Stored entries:
----

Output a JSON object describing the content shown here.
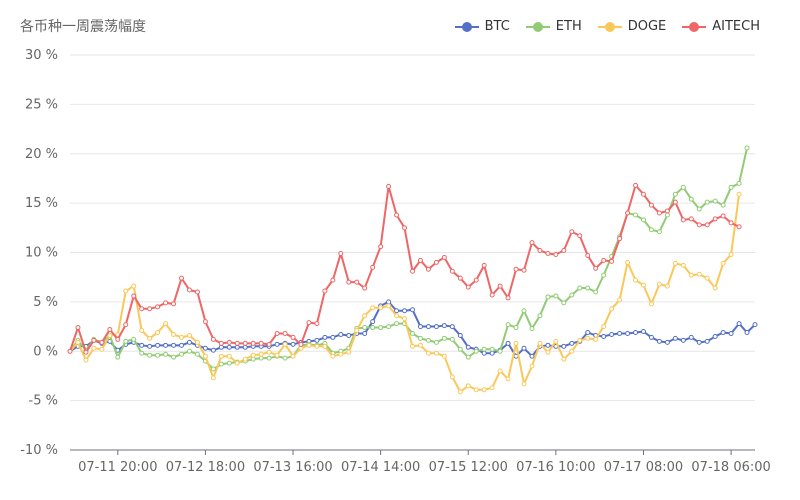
{
  "chart_data": {
    "type": "line",
    "title": "各币种一周震荡幅度",
    "yunit": "%",
    "ylim": [
      -10,
      30
    ],
    "yticks": [
      -10,
      -5,
      0,
      5,
      10,
      15,
      20,
      25,
      30
    ],
    "ytick_labels": [
      "-10 %",
      "-5 %",
      "0 %",
      "5 %",
      "10 %",
      "15 %",
      "20 %",
      "25 %",
      "30 %"
    ],
    "xticks": [
      {
        "index": 6,
        "label": "07-11 20:00"
      },
      {
        "index": 17,
        "label": "07-12 18:00"
      },
      {
        "index": 28,
        "label": "07-13 16:00"
      },
      {
        "index": 39,
        "label": "07-14 14:00"
      },
      {
        "index": 50,
        "label": "07-15 12:00"
      },
      {
        "index": 61,
        "label": "07-16 10:00"
      },
      {
        "index": 72,
        "label": "07-17 08:00"
      },
      {
        "index": 83,
        "label": "07-18 06:00"
      }
    ],
    "grid": true,
    "legend_position": "top-right",
    "series": [
      {
        "name": "BTC",
        "color": "#5470c6",
        "values": [
          0,
          0.5,
          0.5,
          1.1,
          0.8,
          1.0,
          0.1,
          0.7,
          0.9,
          0.6,
          0.5,
          0.6,
          0.6,
          0.6,
          0.6,
          0.9,
          0.6,
          0.3,
          0.1,
          0.4,
          0.4,
          0.4,
          0.4,
          0.5,
          0.5,
          0.5,
          0.7,
          0.8,
          0.7,
          0.9,
          1.0,
          1.1,
          1.4,
          1.4,
          1.7,
          1.6,
          1.8,
          1.8,
          3.0,
          4.6,
          5.0,
          4.1,
          4.1,
          4.2,
          2.5,
          2.5,
          2.5,
          2.6,
          2.5,
          1.6,
          0.4,
          0.2,
          -0.2,
          -0.2,
          0.1,
          0.8,
          -0.5,
          0.3,
          -0.5,
          0.5,
          0.6,
          0.5,
          0.5,
          0.8,
          1.0,
          1.9,
          1.6,
          1.5,
          1.7,
          1.8,
          1.8,
          1.9,
          2.0,
          1.4,
          1.0,
          0.9,
          1.3,
          1.1,
          1.4,
          0.9,
          1.0,
          1.5,
          1.9,
          1.8,
          2.8,
          1.9,
          2.7
        ]
      },
      {
        "name": "ETH",
        "color": "#91cc75",
        "values": [
          0,
          1.1,
          0.1,
          1.2,
          0.9,
          1.6,
          -0.6,
          1.0,
          1.2,
          -0.2,
          -0.4,
          -0.4,
          -0.3,
          -0.6,
          -0.3,
          0.0,
          -0.3,
          -1.0,
          -1.8,
          -1.3,
          -1.2,
          -1.1,
          -1.0,
          -0.8,
          -0.7,
          -0.7,
          -0.5,
          -0.7,
          -0.5,
          0.6,
          0.7,
          0.6,
          0.8,
          -0.2,
          0.0,
          0.3,
          2.3,
          2.4,
          2.4,
          2.4,
          2.5,
          2.8,
          2.8,
          1.8,
          1.3,
          1.1,
          0.9,
          1.3,
          1.2,
          0.2,
          -0.6,
          0.0,
          0.2,
          0.2,
          0.0,
          2.7,
          2.4,
          4.1,
          2.3,
          3.6,
          5.5,
          5.6,
          4.9,
          5.7,
          6.4,
          6.4,
          6.0,
          7.7,
          9.6,
          11.6,
          14.0,
          13.8,
          13.3,
          12.3,
          12.1,
          13.8,
          15.9,
          16.6,
          15.4,
          14.4,
          15.1,
          15.2,
          14.8,
          16.6,
          17.0,
          20.6
        ]
      },
      {
        "name": "DOGE",
        "color": "#fac858",
        "values": [
          0,
          0.9,
          -0.9,
          0.3,
          0.2,
          1.6,
          1.7,
          6.1,
          6.6,
          2.1,
          1.3,
          1.9,
          2.8,
          1.7,
          1.4,
          1.6,
          0.9,
          -0.5,
          -2.7,
          -0.5,
          -0.5,
          -1.2,
          -0.8,
          -0.4,
          -0.3,
          -0.1,
          -0.4,
          0.7,
          -0.5,
          0.3,
          0.6,
          0.5,
          0.5,
          -0.5,
          -0.3,
          -0.1,
          2.1,
          3.6,
          4.4,
          4.4,
          4.6,
          3.6,
          3.3,
          0.5,
          0.6,
          -0.2,
          -0.2,
          -0.5,
          -2.6,
          -4.1,
          -3.5,
          -3.9,
          -3.9,
          -3.7,
          -2.0,
          -2.8,
          0.8,
          -3.3,
          -1.5,
          0.8,
          -0.1,
          1.0,
          -0.8,
          0.0,
          1.1,
          1.3,
          1.2,
          2.5,
          4.3,
          5.2,
          9.0,
          7.2,
          6.7,
          4.8,
          6.8,
          6.6,
          8.9,
          8.7,
          7.7,
          7.8,
          7.4,
          6.4,
          8.9,
          9.8,
          15.9
        ]
      },
      {
        "name": "AITECH",
        "color": "#ee6666",
        "values": [
          0,
          2.4,
          -0.1,
          1.1,
          0.9,
          2.2,
          1.2,
          2.7,
          5.6,
          4.3,
          4.3,
          4.5,
          4.9,
          4.8,
          7.4,
          6.2,
          6.0,
          3.0,
          1.2,
          0.8,
          0.9,
          0.8,
          0.8,
          0.8,
          0.8,
          0.7,
          1.8,
          1.8,
          1.4,
          0.7,
          2.9,
          2.8,
          6.1,
          7.2,
          9.9,
          7.0,
          7.0,
          6.4,
          8.5,
          10.6,
          16.7,
          13.8,
          12.5,
          8.1,
          9.2,
          8.3,
          9.0,
          9.5,
          8.1,
          7.4,
          6.5,
          7.2,
          8.7,
          5.7,
          6.6,
          5.4,
          8.3,
          8.2,
          11.0,
          10.2,
          9.9,
          9.8,
          10.2,
          12.1,
          11.7,
          9.7,
          8.4,
          9.2,
          9.1,
          11.4,
          14.0,
          16.8,
          15.9,
          14.8,
          14.0,
          14.2,
          15.1,
          13.3,
          13.4,
          12.8,
          12.8,
          13.4,
          13.7,
          13.0,
          12.6
        ]
      }
    ]
  }
}
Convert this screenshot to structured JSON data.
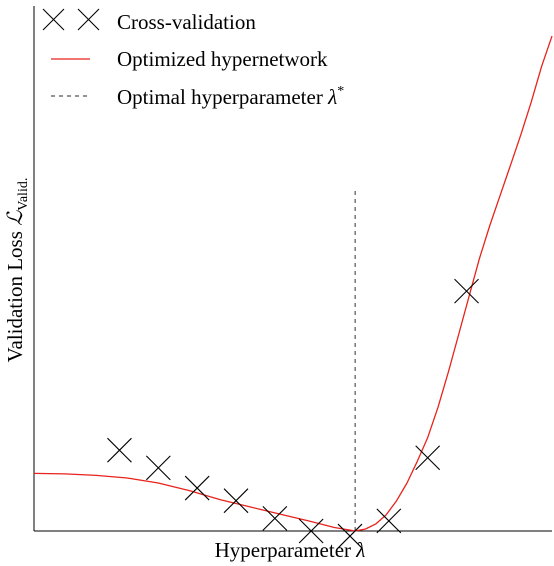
{
  "chart_data": {
    "type": "line",
    "title": "",
    "xlabel": "Hyperparameter λ",
    "ylabel_prefix": "Validation Loss ",
    "ylabel_symbol": "ℒ",
    "ylabel_subscript": "Valid.",
    "xlim": [
      0,
      10
    ],
    "ylim": [
      0,
      10
    ],
    "grid": false,
    "legend_position": "top-left",
    "legend": [
      {
        "label": "Cross-validation",
        "style": "x-marker",
        "color": "#000000"
      },
      {
        "label": "Optimized hypernetwork",
        "style": "solid",
        "color": "#e8231b"
      },
      {
        "label_prefix": "Optimal hyperparameter ",
        "label_symbol": "λ",
        "label_superscript": "*",
        "style": "dashed",
        "color": "#555555"
      }
    ],
    "series": [
      {
        "kind": "scatter",
        "marker": "x",
        "color": "#000000",
        "x": [
          1.65,
          2.4,
          3.15,
          3.9,
          4.65,
          5.35,
          6.1,
          6.85,
          7.6,
          8.35
        ],
        "y": [
          1.6,
          1.25,
          0.85,
          0.6,
          0.25,
          0.0,
          -0.1,
          0.2,
          1.45,
          4.75
        ]
      },
      {
        "kind": "line",
        "color": "#e8231b",
        "x": [
          0,
          0.6,
          1.2,
          1.8,
          2.4,
          3.0,
          3.6,
          4.2,
          4.8,
          5.3,
          5.8,
          6.2,
          6.4,
          6.6,
          6.8,
          7.0,
          7.2,
          7.4,
          7.6,
          7.8,
          8.0,
          8.2,
          8.4,
          8.6,
          8.8,
          9.0,
          9.2,
          9.4,
          9.6,
          9.8,
          10.0
        ],
        "y": [
          1.14,
          1.13,
          1.1,
          1.05,
          0.95,
          0.8,
          0.62,
          0.47,
          0.32,
          0.2,
          0.07,
          0.0,
          0.04,
          0.14,
          0.32,
          0.6,
          0.95,
          1.38,
          1.85,
          2.45,
          3.15,
          3.9,
          4.65,
          5.4,
          6.05,
          6.65,
          7.25,
          7.85,
          8.5,
          9.2,
          9.8
        ]
      },
      {
        "kind": "vline",
        "color": "#555555",
        "dash": true,
        "x": 6.2,
        "y_range": [
          0,
          6.75
        ]
      }
    ]
  }
}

----

▸ **SET EXERCISE**
Search the records for the word "JSON", then list every line that has it.

▸ **ANSWER TO THE TASK**
Output a JSON object describing the content shown here.
Convert this screenshot to structured JSON data.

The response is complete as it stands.